◆ **Your objective**: Among the records that follow, count the lines with the string "JSON"; report only that count.

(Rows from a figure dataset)
· · ·

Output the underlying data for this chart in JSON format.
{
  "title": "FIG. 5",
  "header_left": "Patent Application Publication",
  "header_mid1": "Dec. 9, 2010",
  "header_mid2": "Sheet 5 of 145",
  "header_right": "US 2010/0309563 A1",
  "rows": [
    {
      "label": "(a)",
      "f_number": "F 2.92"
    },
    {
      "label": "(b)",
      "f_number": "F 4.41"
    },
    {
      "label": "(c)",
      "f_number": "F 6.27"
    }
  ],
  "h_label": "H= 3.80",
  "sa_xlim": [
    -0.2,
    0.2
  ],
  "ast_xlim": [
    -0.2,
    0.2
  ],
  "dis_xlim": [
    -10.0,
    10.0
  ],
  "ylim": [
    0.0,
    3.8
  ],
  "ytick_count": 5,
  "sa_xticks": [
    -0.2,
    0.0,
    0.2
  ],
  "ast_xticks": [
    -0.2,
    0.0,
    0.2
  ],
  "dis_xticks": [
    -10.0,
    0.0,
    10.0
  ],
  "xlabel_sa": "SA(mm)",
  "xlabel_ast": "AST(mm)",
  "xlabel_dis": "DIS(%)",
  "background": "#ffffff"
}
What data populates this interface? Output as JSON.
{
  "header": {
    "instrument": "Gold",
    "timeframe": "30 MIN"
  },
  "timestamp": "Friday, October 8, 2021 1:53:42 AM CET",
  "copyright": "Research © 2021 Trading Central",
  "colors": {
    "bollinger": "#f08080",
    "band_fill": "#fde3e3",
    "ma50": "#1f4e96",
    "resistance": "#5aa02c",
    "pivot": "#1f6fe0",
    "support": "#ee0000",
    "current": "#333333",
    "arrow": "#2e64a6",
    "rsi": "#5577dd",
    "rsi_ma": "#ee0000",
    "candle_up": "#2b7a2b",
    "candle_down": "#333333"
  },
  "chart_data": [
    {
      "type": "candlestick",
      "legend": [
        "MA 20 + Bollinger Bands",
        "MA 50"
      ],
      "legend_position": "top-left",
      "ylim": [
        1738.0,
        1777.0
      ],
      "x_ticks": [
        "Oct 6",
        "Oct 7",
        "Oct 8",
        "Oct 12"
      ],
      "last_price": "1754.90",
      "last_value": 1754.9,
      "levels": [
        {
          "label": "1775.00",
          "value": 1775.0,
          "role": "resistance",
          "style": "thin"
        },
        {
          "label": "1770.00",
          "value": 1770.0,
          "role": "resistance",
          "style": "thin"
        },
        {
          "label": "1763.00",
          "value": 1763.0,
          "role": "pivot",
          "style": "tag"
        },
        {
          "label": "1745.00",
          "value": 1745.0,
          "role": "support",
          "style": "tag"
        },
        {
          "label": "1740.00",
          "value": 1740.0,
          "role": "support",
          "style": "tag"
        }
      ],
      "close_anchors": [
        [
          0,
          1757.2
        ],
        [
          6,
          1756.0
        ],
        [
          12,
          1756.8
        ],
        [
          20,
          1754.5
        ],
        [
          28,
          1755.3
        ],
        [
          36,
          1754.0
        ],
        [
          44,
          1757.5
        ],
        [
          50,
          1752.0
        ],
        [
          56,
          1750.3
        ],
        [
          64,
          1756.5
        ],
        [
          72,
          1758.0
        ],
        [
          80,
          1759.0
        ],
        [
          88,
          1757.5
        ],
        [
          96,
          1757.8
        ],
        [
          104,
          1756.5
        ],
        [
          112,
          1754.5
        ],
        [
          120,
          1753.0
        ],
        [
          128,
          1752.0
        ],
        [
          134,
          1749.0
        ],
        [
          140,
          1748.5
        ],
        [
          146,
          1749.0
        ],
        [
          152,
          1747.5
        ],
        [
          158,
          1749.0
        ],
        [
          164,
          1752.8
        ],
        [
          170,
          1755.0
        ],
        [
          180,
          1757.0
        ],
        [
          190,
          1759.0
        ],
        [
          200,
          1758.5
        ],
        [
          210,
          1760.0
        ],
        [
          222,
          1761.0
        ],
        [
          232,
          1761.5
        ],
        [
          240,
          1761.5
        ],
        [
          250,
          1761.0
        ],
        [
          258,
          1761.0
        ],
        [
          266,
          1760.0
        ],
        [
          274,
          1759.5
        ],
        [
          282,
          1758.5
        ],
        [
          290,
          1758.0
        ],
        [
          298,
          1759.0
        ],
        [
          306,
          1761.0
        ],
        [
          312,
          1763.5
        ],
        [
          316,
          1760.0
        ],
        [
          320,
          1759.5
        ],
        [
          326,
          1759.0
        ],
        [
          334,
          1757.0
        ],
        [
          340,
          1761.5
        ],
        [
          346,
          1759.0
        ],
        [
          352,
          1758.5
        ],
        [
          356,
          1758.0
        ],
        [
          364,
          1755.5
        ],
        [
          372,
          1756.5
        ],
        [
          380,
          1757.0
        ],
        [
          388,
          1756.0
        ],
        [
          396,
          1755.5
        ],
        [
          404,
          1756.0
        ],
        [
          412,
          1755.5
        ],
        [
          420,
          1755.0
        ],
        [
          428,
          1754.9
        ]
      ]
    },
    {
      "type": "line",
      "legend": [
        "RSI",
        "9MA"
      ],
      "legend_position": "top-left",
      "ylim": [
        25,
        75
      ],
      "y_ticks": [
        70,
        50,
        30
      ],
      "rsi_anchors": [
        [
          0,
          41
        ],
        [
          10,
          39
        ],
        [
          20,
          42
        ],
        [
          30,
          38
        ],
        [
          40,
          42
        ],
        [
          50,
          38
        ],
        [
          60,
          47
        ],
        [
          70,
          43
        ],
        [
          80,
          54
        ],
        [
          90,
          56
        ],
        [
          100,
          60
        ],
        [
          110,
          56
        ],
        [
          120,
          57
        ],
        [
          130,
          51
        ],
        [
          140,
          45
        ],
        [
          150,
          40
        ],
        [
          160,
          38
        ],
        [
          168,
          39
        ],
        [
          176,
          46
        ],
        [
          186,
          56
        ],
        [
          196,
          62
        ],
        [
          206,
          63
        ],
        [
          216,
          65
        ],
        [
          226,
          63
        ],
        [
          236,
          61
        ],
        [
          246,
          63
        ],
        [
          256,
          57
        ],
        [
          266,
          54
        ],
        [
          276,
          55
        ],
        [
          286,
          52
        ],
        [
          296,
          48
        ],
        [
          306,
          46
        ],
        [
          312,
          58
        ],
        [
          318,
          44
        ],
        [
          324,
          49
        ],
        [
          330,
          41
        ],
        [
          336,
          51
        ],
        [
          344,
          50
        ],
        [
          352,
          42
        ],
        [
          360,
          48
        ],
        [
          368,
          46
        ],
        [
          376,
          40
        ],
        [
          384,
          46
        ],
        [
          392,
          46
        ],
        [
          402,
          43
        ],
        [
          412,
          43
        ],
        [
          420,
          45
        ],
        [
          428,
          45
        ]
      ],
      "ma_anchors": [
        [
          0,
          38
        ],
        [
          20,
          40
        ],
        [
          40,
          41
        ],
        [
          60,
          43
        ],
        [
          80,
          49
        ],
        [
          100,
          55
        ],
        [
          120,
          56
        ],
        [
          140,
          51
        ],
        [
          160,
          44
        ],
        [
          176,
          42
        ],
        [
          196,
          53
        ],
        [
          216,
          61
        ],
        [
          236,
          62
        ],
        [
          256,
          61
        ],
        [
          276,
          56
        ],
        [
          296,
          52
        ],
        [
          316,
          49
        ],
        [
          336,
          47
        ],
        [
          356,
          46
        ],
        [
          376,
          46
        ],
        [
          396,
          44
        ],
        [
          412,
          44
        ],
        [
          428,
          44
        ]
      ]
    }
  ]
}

· · ·

◆ **Solution for this exercise**: 2